To do - Copy each line in the data that includes the word "accuracy".

Data shown -
::::

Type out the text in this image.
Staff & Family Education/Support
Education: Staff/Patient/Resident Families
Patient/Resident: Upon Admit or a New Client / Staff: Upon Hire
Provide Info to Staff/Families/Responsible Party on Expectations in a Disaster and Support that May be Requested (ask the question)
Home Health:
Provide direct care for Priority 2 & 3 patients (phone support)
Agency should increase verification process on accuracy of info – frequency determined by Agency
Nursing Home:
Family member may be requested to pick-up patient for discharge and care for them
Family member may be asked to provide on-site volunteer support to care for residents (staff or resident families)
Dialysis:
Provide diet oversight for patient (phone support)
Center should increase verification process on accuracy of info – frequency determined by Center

::::

Exercise solution -
Agency should increase verification process on accuracy of info – frequency determined by Agency
Center should increase verification process on accuracy of info – frequency determined by Center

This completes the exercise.